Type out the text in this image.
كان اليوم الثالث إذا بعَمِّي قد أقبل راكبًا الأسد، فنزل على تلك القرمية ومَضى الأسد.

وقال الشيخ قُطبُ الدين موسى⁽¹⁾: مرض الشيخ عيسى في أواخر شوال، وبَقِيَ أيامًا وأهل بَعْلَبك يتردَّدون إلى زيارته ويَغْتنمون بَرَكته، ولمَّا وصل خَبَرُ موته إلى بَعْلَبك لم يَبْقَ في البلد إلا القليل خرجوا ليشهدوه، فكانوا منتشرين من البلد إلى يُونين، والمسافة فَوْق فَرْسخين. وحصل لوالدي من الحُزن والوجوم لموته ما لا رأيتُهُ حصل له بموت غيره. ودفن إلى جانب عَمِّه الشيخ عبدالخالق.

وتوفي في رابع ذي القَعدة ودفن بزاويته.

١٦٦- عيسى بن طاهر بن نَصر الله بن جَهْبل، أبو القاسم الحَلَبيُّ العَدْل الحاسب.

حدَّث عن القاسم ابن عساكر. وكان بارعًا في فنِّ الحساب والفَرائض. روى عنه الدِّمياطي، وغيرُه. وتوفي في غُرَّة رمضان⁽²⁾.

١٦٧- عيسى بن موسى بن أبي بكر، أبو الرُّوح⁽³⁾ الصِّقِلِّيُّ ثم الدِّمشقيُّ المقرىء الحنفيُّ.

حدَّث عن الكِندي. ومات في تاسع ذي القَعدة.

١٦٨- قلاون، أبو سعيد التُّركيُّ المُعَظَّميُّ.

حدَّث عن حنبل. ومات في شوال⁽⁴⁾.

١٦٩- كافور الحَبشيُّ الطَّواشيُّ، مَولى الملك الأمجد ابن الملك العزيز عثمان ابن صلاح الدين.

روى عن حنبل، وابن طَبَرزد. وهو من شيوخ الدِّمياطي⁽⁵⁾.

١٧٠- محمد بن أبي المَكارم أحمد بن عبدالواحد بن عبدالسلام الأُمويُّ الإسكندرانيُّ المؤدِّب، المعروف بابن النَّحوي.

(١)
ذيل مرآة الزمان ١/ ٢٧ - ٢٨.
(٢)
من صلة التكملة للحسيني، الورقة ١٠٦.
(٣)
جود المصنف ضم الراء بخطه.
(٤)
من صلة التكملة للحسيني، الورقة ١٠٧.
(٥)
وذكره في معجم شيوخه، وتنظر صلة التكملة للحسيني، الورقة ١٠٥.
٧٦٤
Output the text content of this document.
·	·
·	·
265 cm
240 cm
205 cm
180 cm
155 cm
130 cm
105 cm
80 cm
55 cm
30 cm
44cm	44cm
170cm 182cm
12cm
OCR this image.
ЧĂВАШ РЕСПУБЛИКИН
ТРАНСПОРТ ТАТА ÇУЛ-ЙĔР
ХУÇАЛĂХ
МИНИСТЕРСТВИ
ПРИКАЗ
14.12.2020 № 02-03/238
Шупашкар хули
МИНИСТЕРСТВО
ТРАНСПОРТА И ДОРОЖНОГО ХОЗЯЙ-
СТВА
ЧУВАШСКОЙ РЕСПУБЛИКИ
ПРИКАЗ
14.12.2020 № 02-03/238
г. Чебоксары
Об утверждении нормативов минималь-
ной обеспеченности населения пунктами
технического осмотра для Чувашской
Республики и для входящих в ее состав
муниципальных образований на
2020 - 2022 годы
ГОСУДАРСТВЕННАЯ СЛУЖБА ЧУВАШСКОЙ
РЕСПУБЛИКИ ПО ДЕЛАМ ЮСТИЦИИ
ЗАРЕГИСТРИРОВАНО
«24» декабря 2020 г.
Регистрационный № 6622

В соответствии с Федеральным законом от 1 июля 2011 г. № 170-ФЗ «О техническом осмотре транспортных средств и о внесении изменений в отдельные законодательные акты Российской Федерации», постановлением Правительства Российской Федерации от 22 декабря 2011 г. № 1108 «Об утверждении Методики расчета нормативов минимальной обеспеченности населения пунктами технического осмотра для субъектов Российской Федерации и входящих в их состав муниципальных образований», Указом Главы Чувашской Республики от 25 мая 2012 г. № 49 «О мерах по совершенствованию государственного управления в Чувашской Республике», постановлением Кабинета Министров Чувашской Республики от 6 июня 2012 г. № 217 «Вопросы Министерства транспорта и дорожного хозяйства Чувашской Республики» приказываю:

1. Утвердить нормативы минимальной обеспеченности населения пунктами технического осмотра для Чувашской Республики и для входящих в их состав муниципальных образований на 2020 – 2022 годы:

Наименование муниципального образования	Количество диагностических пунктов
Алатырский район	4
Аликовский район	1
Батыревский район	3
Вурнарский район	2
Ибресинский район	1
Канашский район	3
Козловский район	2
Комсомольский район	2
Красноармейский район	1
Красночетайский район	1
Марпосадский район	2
____
# STATED EXERCISE
Output the full listing exactly as it stands.

# TASK OUTPUT
Type out the text in this image.
كان اليوم الثالث إذا بعَمِّي قد أقبل راكبًا الأسد، فنزل على تلك القرمية ومَضى الأسد.

وقال الشيخ قُطبُ الدين موسى⁽¹⁾: مرض الشيخ عيسى في أواخر شوال، وبَقِيَ أيامًا وأهل بَعْلَبك يتردَّدون إلى زيارته ويَغْتنمون بَرَكته، ولمَّا وصل خَبَرُ موته إلى بَعْلَبك لم يَبْقَ في البلد إلا القليل خرجوا ليشهدوه، فكانوا منتشرين من البلد إلى يُونين، والمسافة فَوْق فَرْسخين. وحصل لوالدي من الحُزن والوجوم لموته ما لا رأيتُهُ حصل له بموت غيره. ودفن إلى جانب عَمِّه الشيخ عبدالخالق.

وتوفي في رابع ذي القَعدة ودفن بزاويته.

١٦٦- عيسى بن طاهر بن نَصر الله بن جَهْبل، أبو القاسم الحَلَبيُّ العَدْل الحاسب.

حدَّث عن القاسم ابن عساكر. وكان بارعًا في فنِّ الحساب والفَرائض. روى عنه الدِّمياطي، وغيرُه. وتوفي في غُرَّة رمضان⁽²⁾.

١٦٧- عيسى بن موسى بن أبي بكر، أبو الرُّوح⁽³⁾ الصِّقِلِّيُّ ثم الدِّمشقيُّ المقرىء الحنفيُّ.

حدَّث عن الكِندي. ومات في تاسع ذي القَعدة.

١٦٨- قلاون، أبو سعيد التُّركيُّ المُعَظَّميُّ.

حدَّث عن حنبل. ومات في شوال⁽⁴⁾.

١٦٩- كافور الحَبشيُّ الطَّواشيُّ، مَولى الملك الأمجد ابن الملك العزيز عثمان ابن صلاح الدين.

روى عن حنبل، وابن طَبَرزد. وهو من شيوخ الدِّمياطي⁽⁵⁾.

١٧٠- محمد بن أبي المَكارم أحمد بن عبدالواحد بن عبدالسلام الأُمويُّ الإسكندرانيُّ المؤدِّب، المعروف بابن النَّحوي.

(١)
ذيل مرآة الزمان ١/ ٢٧ - ٢٨.
(٢)
من صلة التكملة للحسيني، الورقة ١٠٦.
(٣)
جود المصنف ضم الراء بخطه.
(٤)
من صلة التكملة للحسيني، الورقة ١٠٧.
(٥)
وذكره في معجم شيوخه، وتنظر صلة التكملة للحسيني، الورقة ١٠٥.
٧٦٤
Output the text content of this document.
·	·
·	·
265 cm
240 cm
205 cm
180 cm
155 cm
130 cm
105 cm
80 cm
55 cm
30 cm
44cm	44cm
170cm 182cm
12cm
OCR this image.
ЧĂВАШ РЕСПУБЛИКИН
ТРАНСПОРТ ТАТА ÇУЛ-ЙĔР
ХУÇАЛĂХ
МИНИСТЕРСТВИ
ПРИКАЗ
14.12.2020 № 02-03/238
Шупашкар хули
МИНИСТЕРСТВО
ТРАНСПОРТА И ДОРОЖНОГО ХОЗЯЙ-
СТВА
ЧУВАШСКОЙ РЕСПУБЛИКИ
ПРИКАЗ
14.12.2020 № 02-03/238
г. Чебоксары
Об утверждении нормативов минималь-
ной обеспеченности населения пунктами
технического осмотра для Чувашской
Республики и для входящих в ее состав
муниципальных образований на
2020 - 2022 годы
ГОСУДАРСТВЕННАЯ СЛУЖБА ЧУВАШСКОЙ
РЕСПУБЛИКИ ПО ДЕЛАМ ЮСТИЦИИ
ЗАРЕГИСТРИРОВАНО
«24» декабря 2020 г.
Регистрационный № 6622

В соответствии с Федеральным законом от 1 июля 2011 г. № 170-ФЗ «О техническом осмотре транспортных средств и о внесении изменений в отдельные законодательные акты Российской Федерации», постановлением Правительства Российской Федерации от 22 декабря 2011 г. № 1108 «Об утверждении Методики расчета нормативов минимальной обеспеченности населения пунктами технического осмотра для субъектов Российской Федерации и входящих в их состав муниципальных образований», Указом Главы Чувашской Республики от 25 мая 2012 г. № 49 «О мерах по совершенствованию государственного управления в Чувашской Республике», постановлением Кабинета Министров Чувашской Республики от 6 июня 2012 г. № 217 «Вопросы Министерства транспорта и дорожного хозяйства Чувашской Республики» приказываю:

1. Утвердить нормативы минимальной обеспеченности населения пунктами технического осмотра для Чувашской Республики и для входящих в их состав муниципальных образований на 2020 – 2022 годы:

Наименование муниципального образования	Количество диагностических пунктов
Алатырский район	4
Аликовский район	1
Батыревский район	3
Вурнарский район	2
Ибресинский район	1
Канашский район	3
Козловский район	2
Комсомольский район	2
Красноармейский район	1
Красночетайский район	1
Марпосадский район	2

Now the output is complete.